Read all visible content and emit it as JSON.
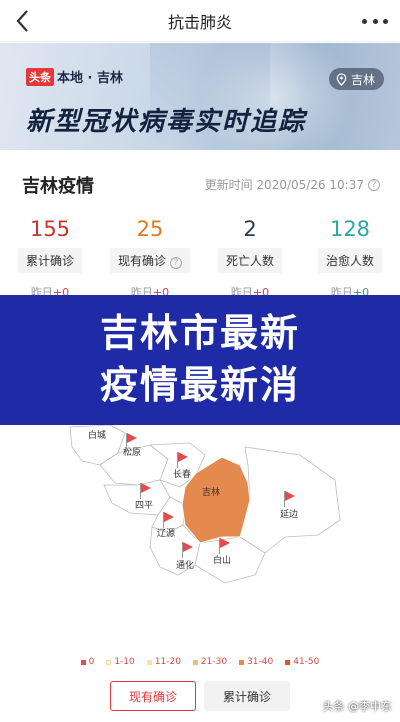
{
  "navbar": {
    "title": "抗击肺炎",
    "back_icon": "back-arrow-icon",
    "more_icon": "more-dots-icon"
  },
  "banner": {
    "brand_tag": "头条",
    "brand_local": "本地 · 吉林",
    "location_pill": "吉林",
    "title": "新型冠状病毒实时追踪"
  },
  "stats": {
    "heading": "吉林疫情",
    "update_time": "更新时间 2020/05/26 10:37",
    "columns": [
      {
        "value": "155",
        "label": "累计确诊",
        "yesterday_label": "昨日",
        "yesterday_value": "+0",
        "color": "#c0392b"
      },
      {
        "value": "25",
        "label": "现有确诊",
        "yesterday_label": "昨日",
        "yesterday_value": "+0",
        "color": "#e07a1f"
      },
      {
        "value": "2",
        "label": "死亡人数",
        "yesterday_label": "昨日",
        "yesterday_value": "+0",
        "color": "#2c3e50"
      },
      {
        "value": "128",
        "label": "治愈人数",
        "yesterday_label": "昨日",
        "yesterday_value": "+0",
        "color": "#29a9a0"
      }
    ]
  },
  "overlay": {
    "line1": "吉林市最新",
    "line2": "疫情最新消"
  },
  "map": {
    "regions": [
      "白城",
      "松原",
      "长春",
      "吉林",
      "四平",
      "辽源",
      "通化",
      "白山",
      "延边"
    ],
    "highlight_color": "#e58a4e"
  },
  "legend": [
    {
      "label": "0",
      "color": "#e54b4b"
    },
    {
      "label": "1-10",
      "color": "#fff6c4"
    },
    {
      "label": "11-20",
      "color": "#fde3a0"
    },
    {
      "label": "21-30",
      "color": "#f8b97a"
    },
    {
      "label": "31-40",
      "color": "#e58a4e"
    },
    {
      "label": "41-50",
      "color": "#d6553a"
    }
  ],
  "buttons": {
    "current": "现有确诊",
    "cumulative": "累计确诊"
  },
  "watermark": "头条 @李中东"
}
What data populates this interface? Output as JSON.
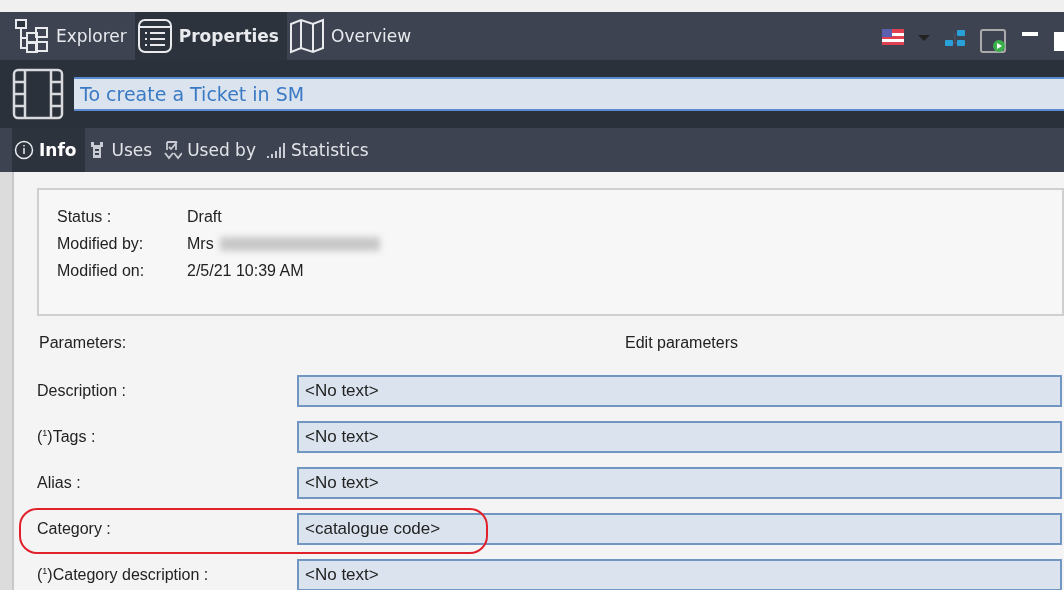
{
  "main_tabs": [
    {
      "label": "Explorer",
      "kind": "explorer",
      "selected": false
    },
    {
      "label": "Properties",
      "kind": "properties",
      "selected": true
    },
    {
      "label": "Overview",
      "kind": "overview",
      "selected": false
    }
  ],
  "title_field": {
    "value": "To create a Ticket in SM"
  },
  "sub_tabs": [
    {
      "label": "Info",
      "kind": "info",
      "selected": true
    },
    {
      "label": "Uses",
      "kind": "uses",
      "selected": false
    },
    {
      "label": "Used by",
      "kind": "usedby",
      "selected": false
    },
    {
      "label": "Statistics",
      "kind": "stats",
      "selected": false
    }
  ],
  "info": [
    {
      "label": "Status :",
      "value": "Draft",
      "redacted": false
    },
    {
      "label": "Modified by:",
      "value": "Mrs",
      "redacted": true
    },
    {
      "label": "Modified on:",
      "value": "2/5/21 10:39 AM",
      "redacted": false
    }
  ],
  "parameters_label": "Parameters:",
  "edit_parameters_label": "Edit parameters",
  "parameters": [
    {
      "label": "Description :",
      "value": "<No text>",
      "highlighted": false
    },
    {
      "label": "($^{1}$)Tags :",
      "value": "<No text>",
      "highlighted": false
    },
    {
      "label": "Alias :",
      "value": "<No text>",
      "highlighted": false
    },
    {
      "label": "Category :",
      "value": "<catalogue code>",
      "highlighted": true
    },
    {
      "label": "($^{1}$)Category description :",
      "value": "<No text>",
      "highlighted": false
    }
  ]
}
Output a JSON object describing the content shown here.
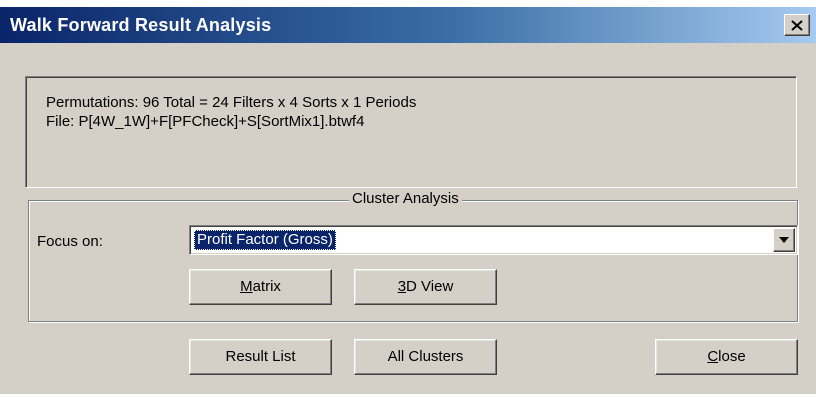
{
  "window": {
    "title": "Walk Forward Result Analysis",
    "close_glyph": "close-icon"
  },
  "info": {
    "permutations": "Permutations: 96 Total = 24 Filters x 4 Sorts x 1 Periods",
    "file": "File: P[4W_1W]+F[PFCheck]+S[SortMix1].btwf4"
  },
  "cluster": {
    "group_title": "Cluster Analysis",
    "focus_label": "Focus on:",
    "focus_value": "Profit Factor (Gross)",
    "matrix_button": {
      "hotkey": "M",
      "rest": "atrix"
    },
    "view3d_button": {
      "hotkey": "3",
      "rest": "D View"
    }
  },
  "footer": {
    "result_list_button": "Result List",
    "all_clusters_button": "All Clusters",
    "close_button": {
      "hotkey": "C",
      "rest": "lose"
    }
  },
  "colors": {
    "titlebar_start": "#0a246a",
    "titlebar_end": "#a6caf0",
    "dialog_face": "#d4d0c8",
    "selection": "#0a246a"
  }
}
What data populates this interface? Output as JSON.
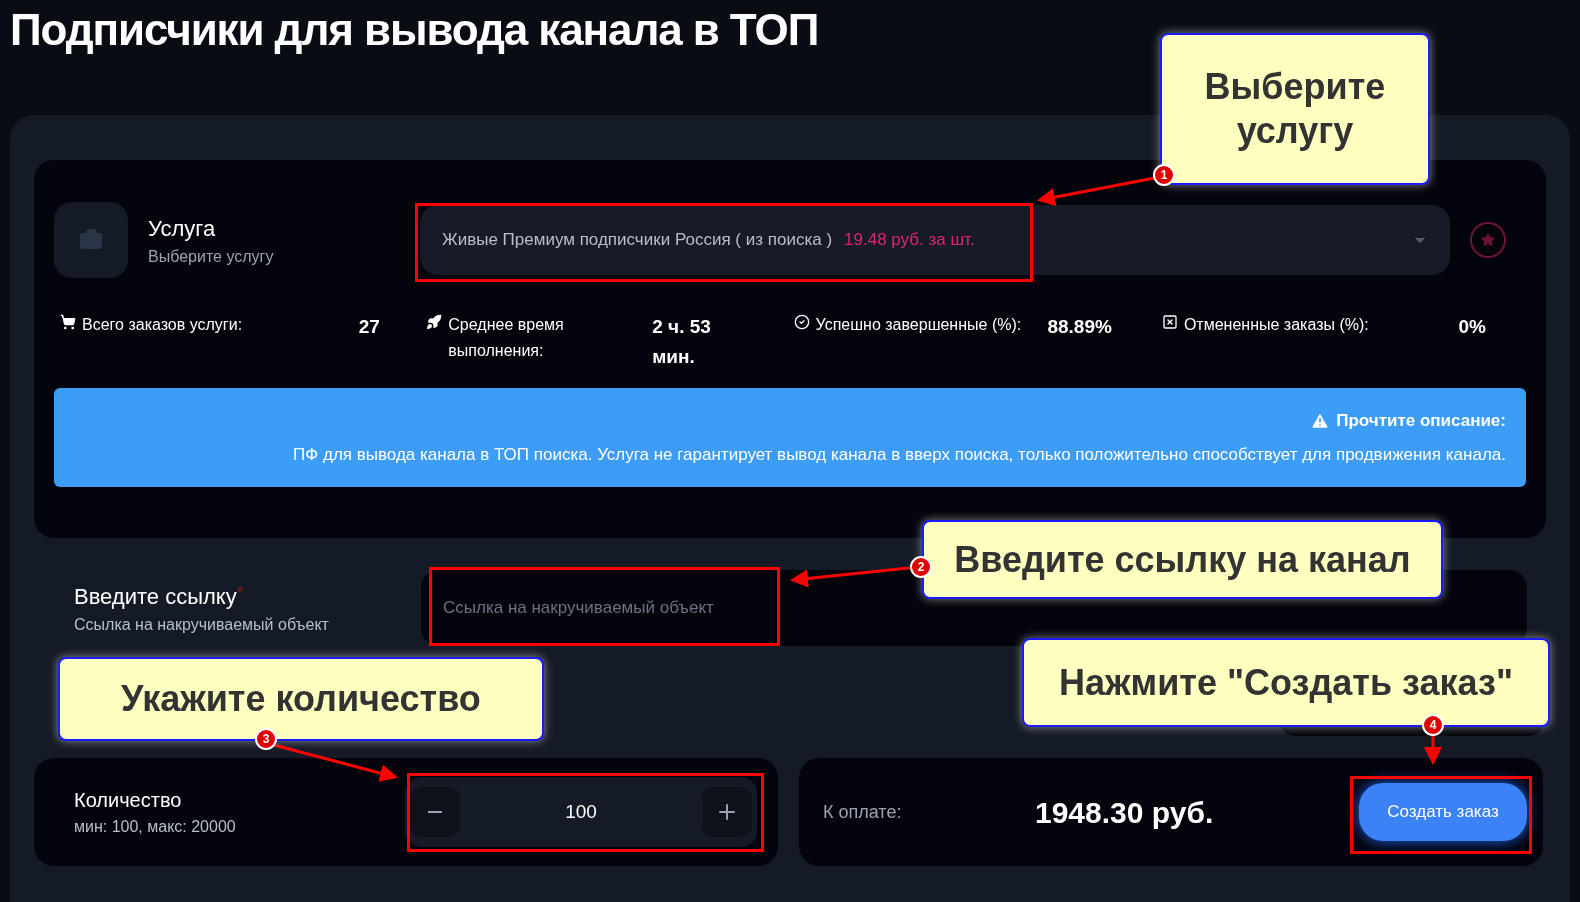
{
  "title": "Подписчики для вывода канала в ТОП",
  "service": {
    "label": "Услуга",
    "hint": "Выберите услугу",
    "selected_value": "Живые Премиум подписчики Россия ( из поиска )",
    "price": "19.48 руб. за шт."
  },
  "stats": [
    {
      "kind": "cart",
      "label": "Всего заказов услуги:",
      "value": "27"
    },
    {
      "kind": "rocket",
      "label": "Среднее время выполнения:",
      "value": "2 ч. 53 мин."
    },
    {
      "kind": "check",
      "label": "Успешно завершенные (%):",
      "value": "88.89%"
    },
    {
      "kind": "cancel",
      "label": "Отмененные заказы (%):",
      "value": "0%"
    }
  ],
  "alert": {
    "title": "Прочтите описание:",
    "text": "ПФ для вывода канала в ТОП поиска. Услуга не гарантирует вывод канала в вверх поиска, только положительно способствует для продвижения канала."
  },
  "link_field": {
    "label": "Введите ссылку",
    "required_mark": "*",
    "hint": "Ссылка на накручиваемый объект",
    "placeholder": "Ссылка на накручиваемый объект"
  },
  "quantity": {
    "label": "Количество",
    "range": "мин: 100, макс: 20000",
    "value": "100"
  },
  "payment": {
    "label": "К оплате:",
    "amount": "1948.30 руб.",
    "button": "Создать заказ"
  },
  "annotations": [
    {
      "number": "1",
      "text": "Выберите услугу"
    },
    {
      "number": "2",
      "text": "Введите ссылку на канал"
    },
    {
      "number": "3",
      "text": "Укажите количество"
    },
    {
      "number": "4",
      "text": "Нажмите \"Создать заказ\""
    }
  ]
}
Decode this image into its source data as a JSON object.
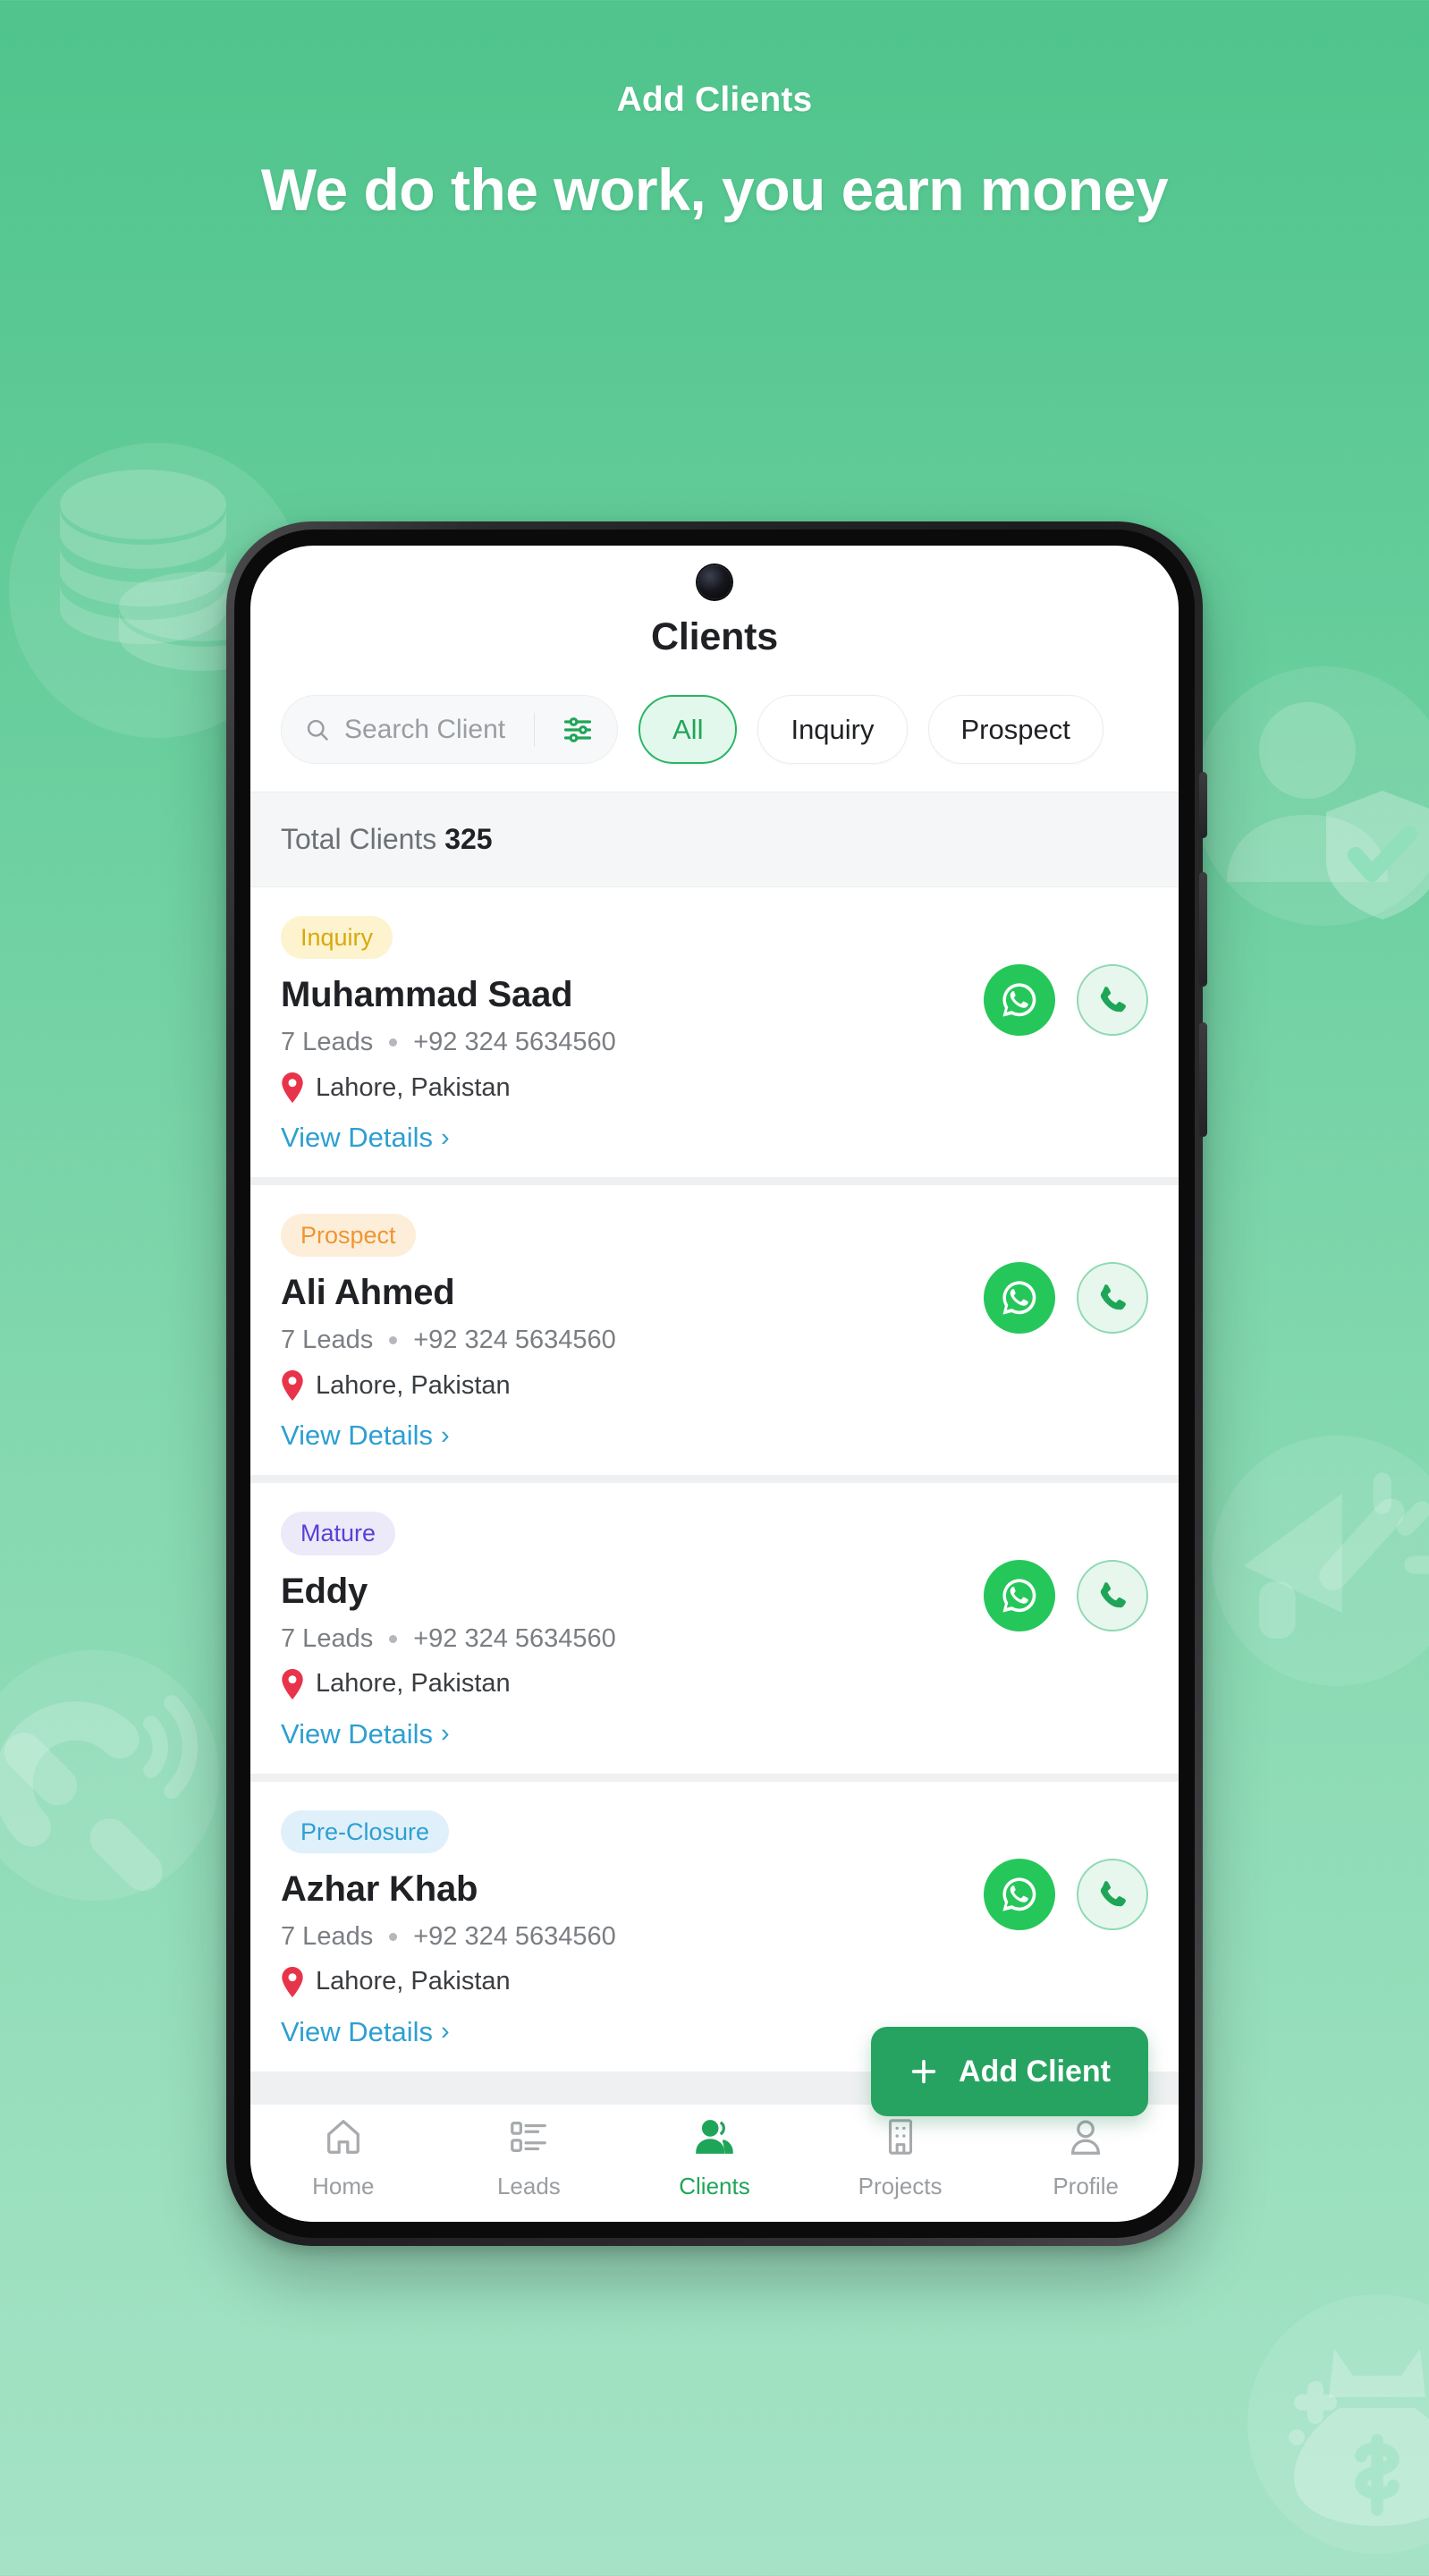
{
  "hero": {
    "eyebrow": "Add Clients",
    "title": "We do the work, you earn money"
  },
  "colors": {
    "brand_green": "#27a361",
    "accent_green": "#25c75a",
    "link_blue": "#2e9fd1",
    "pin_red": "#e8344a",
    "page_bg_top": "#4fc48c",
    "page_bg_bottom": "#a6e3c6"
  },
  "decorations": [
    {
      "name": "coins-icon"
    },
    {
      "name": "user-verified-icon"
    },
    {
      "name": "magnet-icon"
    },
    {
      "name": "megaphone-icon"
    },
    {
      "name": "money-bag-icon"
    }
  ],
  "app": {
    "title": "Clients",
    "search": {
      "placeholder": "Search Client",
      "value": ""
    },
    "chips": [
      {
        "label": "All",
        "active": true
      },
      {
        "label": "Inquiry",
        "active": false
      },
      {
        "label": "Prospect",
        "active": false
      }
    ],
    "total_label": "Total Clients",
    "total_count": "325",
    "view_details_label": "View Details",
    "chevron": "›",
    "add_button_label": "Add Client",
    "clients": [
      {
        "badge": "Inquiry",
        "badge_bg": "#fdf3cf",
        "badge_fg": "#d7a90c",
        "name": "Muhammad Saad",
        "leads": "7 Leads",
        "phone": "+92 324 5634560",
        "location": "Lahore, Pakistan"
      },
      {
        "badge": "Prospect",
        "badge_bg": "#fdeed9",
        "badge_fg": "#ef9533",
        "name": "Ali Ahmed",
        "leads": "7 Leads",
        "phone": "+92 324 5634560",
        "location": "Lahore, Pakistan"
      },
      {
        "badge": "Mature",
        "badge_bg": "#eceaf8",
        "badge_fg": "#5b3fd6",
        "name": "Eddy",
        "leads": "7 Leads",
        "phone": "+92 324 5634560",
        "location": "Lahore, Pakistan"
      },
      {
        "badge": "Pre-Closure",
        "badge_bg": "#dff0fb",
        "badge_fg": "#2e9fd1",
        "name": "Azhar Khab",
        "leads": "7 Leads",
        "phone": "+92 324 5634560",
        "location": "Lahore, Pakistan"
      }
    ],
    "nav": [
      {
        "label": "Home",
        "icon": "home-icon",
        "active": false
      },
      {
        "label": "Leads",
        "icon": "list-icon",
        "active": false
      },
      {
        "label": "Clients",
        "icon": "people-icon",
        "active": true
      },
      {
        "label": "Projects",
        "icon": "building-icon",
        "active": false
      },
      {
        "label": "Profile",
        "icon": "person-icon",
        "active": false
      }
    ]
  }
}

- Given request
Give every line of the material that includes the string "Создать".

- Output for this exercise
    "button": "Создать заказ"
      "text": "Нажмите \"Создать заказ\""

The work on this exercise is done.